- Exercise goal
Every line below that contains "Προστασίας" is to be copied.

- Dataset entries
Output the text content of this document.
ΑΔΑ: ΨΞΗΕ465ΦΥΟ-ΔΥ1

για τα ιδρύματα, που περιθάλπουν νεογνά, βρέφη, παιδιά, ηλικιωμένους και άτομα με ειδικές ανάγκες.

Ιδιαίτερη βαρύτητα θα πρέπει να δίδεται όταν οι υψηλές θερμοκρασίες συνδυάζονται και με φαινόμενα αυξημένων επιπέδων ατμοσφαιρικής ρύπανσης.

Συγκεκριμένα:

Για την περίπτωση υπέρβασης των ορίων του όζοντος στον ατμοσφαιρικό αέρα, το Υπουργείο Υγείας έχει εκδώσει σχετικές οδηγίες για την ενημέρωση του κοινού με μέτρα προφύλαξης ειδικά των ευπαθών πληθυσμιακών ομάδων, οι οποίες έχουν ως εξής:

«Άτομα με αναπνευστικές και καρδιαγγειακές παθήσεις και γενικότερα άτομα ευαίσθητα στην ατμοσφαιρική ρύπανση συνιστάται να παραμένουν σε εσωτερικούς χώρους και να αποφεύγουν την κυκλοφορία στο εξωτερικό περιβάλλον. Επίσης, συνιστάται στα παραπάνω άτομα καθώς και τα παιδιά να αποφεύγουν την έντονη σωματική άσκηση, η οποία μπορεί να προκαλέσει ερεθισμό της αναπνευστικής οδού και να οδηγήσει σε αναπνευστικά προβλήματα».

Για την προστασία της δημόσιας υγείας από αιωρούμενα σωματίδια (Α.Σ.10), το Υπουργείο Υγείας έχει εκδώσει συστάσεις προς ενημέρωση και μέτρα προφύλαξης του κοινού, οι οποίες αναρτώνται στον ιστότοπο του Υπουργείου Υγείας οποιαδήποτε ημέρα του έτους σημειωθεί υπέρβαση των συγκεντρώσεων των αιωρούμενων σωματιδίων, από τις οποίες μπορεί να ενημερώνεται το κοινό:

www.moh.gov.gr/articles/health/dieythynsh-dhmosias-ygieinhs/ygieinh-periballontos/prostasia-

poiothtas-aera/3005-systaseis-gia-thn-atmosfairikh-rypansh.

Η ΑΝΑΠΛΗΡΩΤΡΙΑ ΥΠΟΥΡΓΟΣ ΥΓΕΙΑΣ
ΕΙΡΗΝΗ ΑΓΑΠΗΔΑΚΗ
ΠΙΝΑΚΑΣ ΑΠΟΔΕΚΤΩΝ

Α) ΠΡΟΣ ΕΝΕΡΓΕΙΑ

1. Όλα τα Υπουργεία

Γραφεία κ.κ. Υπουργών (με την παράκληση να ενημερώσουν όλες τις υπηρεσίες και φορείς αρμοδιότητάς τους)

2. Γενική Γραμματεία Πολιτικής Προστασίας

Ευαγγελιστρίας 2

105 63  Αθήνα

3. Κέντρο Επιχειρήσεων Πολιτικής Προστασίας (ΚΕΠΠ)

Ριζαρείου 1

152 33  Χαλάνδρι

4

- Answer to this problem
2. Γενική Γραμματεία Πολιτικής Προστασίας
3. Κέντρο Επιχειρήσεων Πολιτικής Προστασίας (ΚΕΠΠ)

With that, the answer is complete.